**GIVEN PROBLEM**. Extract every line that contains the string "everything".

--------

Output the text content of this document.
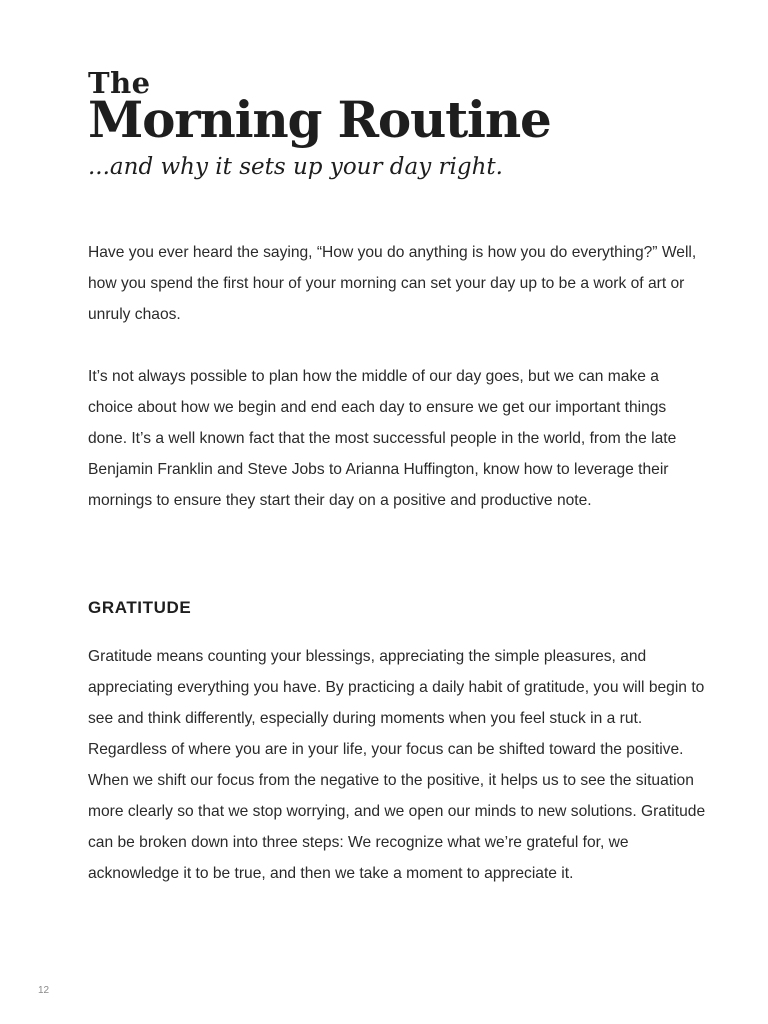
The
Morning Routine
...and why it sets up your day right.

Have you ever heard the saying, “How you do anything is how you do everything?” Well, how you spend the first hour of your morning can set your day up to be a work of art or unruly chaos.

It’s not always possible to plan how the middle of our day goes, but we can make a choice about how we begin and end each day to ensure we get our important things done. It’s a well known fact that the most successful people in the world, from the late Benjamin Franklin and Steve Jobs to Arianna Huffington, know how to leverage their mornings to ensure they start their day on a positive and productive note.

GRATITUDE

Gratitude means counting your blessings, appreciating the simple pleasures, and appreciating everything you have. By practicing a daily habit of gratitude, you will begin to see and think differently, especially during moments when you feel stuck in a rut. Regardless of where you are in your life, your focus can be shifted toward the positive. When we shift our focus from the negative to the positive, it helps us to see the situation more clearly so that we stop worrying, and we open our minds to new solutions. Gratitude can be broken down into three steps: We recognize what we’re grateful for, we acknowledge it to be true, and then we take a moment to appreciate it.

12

--------

**WORKED ANSWER**.
Have you ever heard the saying, “How you do anything is how you do everything?” Well, how you spend the first hour of your morning can set your day up to be a work of art or unruly chaos.
Gratitude means counting your blessings, appreciating the simple pleasures, and appreciating everything you have. By practicing a daily habit of gratitude, you will begin to see and think differently, especially during moments when you feel stuck in a rut. Regardless of where you are in your life, your focus can be shifted toward the positive. When we shift our focus from the negative to the positive, it helps us to see the situation more clearly so that we stop worrying, and we open our minds to new solutions. Gratitude can be broken down into three steps: We recognize what we’re grateful for, we acknowledge it to be true, and then we take a moment to appreciate it.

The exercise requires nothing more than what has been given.